Task to carry out: Pull out each line of the records holding the string "ezer".

Record excerpts:
-- BEGIN --
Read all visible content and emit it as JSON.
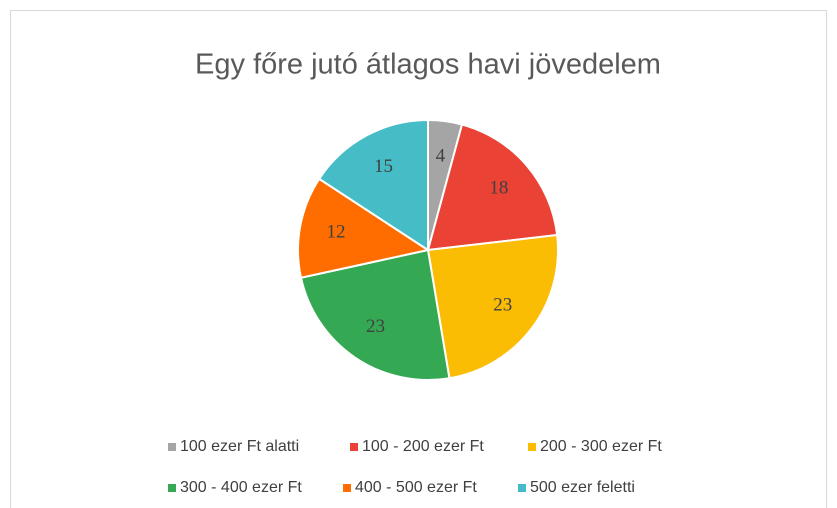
{
  "chart_data": {
    "type": "pie",
    "title": "Egy főre jutó átlagos havi jövedelem",
    "categories": [
      "100 ezer Ft alatti",
      "100 - 200 ezer Ft",
      "200 - 300 ezer Ft",
      "300 - 400 ezer Ft",
      "400 - 500 ezer Ft",
      "500 ezer feletti"
    ],
    "values": [
      4,
      18,
      23,
      23,
      12,
      15
    ],
    "colors": [
      "#a5a5a5",
      "#ea4335",
      "#fbbc04",
      "#34a853",
      "#ff6d01",
      "#46bdc6"
    ]
  }
}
-- END --
Solution for this task:
      "100 ezer Ft alatti",
      "100 - 200 ezer Ft",
      "200 - 300 ezer Ft",
      "300 - 400 ezer Ft",
      "400 - 500 ezer Ft",
      "500 ezer feletti"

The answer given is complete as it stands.